-- Records supplied --
──────────────────────────────

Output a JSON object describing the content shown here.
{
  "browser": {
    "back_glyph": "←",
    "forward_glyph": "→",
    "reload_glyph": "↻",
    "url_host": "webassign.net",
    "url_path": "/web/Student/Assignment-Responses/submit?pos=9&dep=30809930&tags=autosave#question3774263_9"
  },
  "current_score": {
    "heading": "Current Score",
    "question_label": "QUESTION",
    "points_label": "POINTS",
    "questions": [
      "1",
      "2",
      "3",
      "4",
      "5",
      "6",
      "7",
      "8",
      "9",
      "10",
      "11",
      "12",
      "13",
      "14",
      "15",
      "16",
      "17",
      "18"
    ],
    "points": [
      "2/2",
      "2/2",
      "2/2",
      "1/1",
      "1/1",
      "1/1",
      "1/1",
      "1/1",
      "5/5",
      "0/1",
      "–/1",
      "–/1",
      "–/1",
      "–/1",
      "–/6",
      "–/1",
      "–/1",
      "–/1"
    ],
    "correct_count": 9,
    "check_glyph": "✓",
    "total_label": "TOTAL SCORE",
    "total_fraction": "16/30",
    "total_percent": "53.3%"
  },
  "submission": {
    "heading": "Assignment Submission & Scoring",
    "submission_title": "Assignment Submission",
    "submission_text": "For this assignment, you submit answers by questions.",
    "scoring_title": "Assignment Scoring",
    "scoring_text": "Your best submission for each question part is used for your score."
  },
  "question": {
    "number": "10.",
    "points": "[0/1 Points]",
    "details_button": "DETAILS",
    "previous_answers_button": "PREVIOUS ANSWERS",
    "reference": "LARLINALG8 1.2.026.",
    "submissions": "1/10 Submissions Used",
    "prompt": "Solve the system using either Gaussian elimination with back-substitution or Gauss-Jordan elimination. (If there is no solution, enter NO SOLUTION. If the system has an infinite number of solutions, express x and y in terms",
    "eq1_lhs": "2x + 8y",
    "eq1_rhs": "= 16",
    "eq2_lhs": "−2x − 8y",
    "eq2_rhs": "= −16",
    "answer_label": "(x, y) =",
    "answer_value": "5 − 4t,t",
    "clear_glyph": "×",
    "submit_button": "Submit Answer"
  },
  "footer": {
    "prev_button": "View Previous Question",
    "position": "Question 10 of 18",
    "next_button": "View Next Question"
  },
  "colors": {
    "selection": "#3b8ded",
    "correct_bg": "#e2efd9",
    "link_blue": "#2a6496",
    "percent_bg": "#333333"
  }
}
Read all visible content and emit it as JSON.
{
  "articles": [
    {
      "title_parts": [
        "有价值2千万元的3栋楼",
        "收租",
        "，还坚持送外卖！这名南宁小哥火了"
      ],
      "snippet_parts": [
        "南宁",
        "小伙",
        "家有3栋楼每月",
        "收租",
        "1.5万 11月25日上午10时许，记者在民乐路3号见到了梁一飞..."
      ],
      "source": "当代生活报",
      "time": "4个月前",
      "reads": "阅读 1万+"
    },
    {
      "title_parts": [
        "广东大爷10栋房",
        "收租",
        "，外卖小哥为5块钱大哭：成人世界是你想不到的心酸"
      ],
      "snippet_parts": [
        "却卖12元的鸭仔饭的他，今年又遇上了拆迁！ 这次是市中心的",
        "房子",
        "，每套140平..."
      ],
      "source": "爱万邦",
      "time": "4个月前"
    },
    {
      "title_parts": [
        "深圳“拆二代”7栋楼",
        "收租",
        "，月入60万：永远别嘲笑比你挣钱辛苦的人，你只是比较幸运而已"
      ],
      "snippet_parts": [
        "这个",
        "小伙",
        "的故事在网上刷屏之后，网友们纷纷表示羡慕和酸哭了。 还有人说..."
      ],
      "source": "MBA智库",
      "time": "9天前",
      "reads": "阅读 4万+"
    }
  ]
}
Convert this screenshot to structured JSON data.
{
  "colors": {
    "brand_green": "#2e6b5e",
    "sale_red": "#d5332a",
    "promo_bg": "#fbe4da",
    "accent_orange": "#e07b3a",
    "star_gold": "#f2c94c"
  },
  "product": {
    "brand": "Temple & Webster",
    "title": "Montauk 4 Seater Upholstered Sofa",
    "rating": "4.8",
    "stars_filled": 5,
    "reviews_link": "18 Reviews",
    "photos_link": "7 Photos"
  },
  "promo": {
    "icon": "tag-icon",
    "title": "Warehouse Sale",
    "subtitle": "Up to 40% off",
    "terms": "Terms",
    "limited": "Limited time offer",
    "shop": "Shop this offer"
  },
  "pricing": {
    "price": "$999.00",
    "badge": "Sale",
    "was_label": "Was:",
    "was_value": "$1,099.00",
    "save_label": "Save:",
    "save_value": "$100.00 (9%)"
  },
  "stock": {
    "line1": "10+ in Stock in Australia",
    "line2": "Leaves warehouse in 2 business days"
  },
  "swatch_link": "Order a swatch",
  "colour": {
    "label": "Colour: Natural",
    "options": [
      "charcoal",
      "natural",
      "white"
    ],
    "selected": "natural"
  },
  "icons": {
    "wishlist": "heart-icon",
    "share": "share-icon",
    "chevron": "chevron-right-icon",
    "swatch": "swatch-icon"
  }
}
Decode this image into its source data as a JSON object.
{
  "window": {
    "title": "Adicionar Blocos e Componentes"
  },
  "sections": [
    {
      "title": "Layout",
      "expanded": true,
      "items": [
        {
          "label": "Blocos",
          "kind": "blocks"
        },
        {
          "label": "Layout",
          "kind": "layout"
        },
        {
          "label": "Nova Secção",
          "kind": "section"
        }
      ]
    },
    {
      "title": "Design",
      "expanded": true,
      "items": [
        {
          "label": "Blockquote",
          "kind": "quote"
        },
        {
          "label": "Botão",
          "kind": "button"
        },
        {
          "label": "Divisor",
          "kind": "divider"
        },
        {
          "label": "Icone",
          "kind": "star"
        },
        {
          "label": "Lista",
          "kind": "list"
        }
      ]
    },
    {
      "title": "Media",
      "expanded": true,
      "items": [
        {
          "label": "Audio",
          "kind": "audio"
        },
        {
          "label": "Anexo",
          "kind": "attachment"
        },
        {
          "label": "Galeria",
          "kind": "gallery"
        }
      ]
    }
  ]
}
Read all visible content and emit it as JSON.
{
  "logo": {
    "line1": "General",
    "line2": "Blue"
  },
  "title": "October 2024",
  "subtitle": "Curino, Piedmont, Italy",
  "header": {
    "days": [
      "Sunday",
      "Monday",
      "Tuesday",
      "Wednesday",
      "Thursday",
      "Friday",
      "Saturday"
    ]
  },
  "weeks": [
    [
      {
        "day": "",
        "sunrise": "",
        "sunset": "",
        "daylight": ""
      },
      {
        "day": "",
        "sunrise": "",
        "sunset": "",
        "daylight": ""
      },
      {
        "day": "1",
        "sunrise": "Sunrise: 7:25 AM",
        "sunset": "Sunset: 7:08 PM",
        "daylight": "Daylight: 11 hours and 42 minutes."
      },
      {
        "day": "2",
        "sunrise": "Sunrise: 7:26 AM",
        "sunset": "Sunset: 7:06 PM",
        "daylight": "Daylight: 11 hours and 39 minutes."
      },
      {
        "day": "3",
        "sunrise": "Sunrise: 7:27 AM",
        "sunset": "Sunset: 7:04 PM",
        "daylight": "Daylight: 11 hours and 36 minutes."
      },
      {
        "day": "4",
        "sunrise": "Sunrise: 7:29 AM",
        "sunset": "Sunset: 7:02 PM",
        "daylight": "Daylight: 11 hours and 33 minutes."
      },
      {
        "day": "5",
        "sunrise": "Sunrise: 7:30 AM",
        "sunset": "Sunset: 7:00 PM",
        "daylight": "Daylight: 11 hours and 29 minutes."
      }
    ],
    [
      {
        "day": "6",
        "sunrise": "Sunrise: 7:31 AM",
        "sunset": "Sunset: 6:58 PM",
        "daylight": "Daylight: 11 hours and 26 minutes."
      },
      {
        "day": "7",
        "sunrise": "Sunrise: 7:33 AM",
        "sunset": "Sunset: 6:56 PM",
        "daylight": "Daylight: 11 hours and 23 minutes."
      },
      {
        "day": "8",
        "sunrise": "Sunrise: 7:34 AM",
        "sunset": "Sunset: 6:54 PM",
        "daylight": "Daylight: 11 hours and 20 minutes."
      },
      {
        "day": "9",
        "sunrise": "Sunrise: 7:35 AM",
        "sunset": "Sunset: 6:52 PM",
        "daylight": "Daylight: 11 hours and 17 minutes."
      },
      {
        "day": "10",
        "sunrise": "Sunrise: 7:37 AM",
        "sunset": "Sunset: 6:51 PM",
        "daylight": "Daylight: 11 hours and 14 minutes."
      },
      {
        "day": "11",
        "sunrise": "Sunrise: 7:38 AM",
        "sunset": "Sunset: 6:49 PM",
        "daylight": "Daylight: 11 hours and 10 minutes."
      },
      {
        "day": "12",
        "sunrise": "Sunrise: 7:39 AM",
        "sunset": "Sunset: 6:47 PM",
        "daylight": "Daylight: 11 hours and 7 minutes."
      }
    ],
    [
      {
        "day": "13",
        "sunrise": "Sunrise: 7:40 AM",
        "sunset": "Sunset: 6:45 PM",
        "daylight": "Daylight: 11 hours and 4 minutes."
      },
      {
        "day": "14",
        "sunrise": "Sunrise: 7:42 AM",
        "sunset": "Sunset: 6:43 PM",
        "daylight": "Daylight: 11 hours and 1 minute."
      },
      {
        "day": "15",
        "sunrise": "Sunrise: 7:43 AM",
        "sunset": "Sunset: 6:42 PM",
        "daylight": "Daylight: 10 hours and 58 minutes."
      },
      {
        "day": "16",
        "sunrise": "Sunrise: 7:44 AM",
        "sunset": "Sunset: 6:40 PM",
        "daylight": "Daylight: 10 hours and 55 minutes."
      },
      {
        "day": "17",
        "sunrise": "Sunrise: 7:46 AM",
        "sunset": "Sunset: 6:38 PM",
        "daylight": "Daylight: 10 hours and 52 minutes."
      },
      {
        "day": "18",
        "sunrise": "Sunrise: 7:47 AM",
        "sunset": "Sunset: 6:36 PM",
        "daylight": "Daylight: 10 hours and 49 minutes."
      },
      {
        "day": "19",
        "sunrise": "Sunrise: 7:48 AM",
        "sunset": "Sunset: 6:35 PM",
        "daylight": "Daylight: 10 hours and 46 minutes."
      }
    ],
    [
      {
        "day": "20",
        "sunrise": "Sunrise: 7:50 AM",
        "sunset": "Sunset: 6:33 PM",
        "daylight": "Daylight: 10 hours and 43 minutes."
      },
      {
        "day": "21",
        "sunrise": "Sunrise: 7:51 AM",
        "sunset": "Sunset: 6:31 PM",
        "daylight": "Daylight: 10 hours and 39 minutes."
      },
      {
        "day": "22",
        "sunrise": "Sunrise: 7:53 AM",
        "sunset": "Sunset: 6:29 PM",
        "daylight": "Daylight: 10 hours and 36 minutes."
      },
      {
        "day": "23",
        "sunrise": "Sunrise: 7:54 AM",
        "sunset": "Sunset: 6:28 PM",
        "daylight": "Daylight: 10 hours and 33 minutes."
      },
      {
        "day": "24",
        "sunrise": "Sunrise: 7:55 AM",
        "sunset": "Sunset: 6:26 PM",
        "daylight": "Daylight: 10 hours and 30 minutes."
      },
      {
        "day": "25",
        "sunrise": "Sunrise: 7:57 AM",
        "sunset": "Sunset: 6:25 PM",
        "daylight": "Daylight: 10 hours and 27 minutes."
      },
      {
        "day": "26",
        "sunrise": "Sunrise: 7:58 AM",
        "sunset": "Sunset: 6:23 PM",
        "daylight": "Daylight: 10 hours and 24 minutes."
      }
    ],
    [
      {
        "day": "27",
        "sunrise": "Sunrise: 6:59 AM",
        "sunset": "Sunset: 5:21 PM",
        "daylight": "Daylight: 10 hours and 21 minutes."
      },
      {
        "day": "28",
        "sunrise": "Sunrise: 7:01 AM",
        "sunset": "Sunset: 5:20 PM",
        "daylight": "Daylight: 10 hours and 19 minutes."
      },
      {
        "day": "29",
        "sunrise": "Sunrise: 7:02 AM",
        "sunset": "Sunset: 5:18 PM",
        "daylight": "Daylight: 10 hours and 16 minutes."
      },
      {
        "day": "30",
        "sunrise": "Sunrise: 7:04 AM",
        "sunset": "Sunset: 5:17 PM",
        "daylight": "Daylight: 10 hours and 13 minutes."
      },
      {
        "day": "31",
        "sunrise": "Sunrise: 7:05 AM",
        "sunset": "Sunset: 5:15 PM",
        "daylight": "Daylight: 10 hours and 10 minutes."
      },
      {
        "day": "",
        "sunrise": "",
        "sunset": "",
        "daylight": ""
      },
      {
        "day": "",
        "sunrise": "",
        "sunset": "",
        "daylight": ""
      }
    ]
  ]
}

──────────────────────────────

-- Written exercise --
Search the lines for the string "questions" and copy every line that has it.

-- Exercise output --
    "questions": [
    "submission_text": "For this assignment, you submit answers by questions.",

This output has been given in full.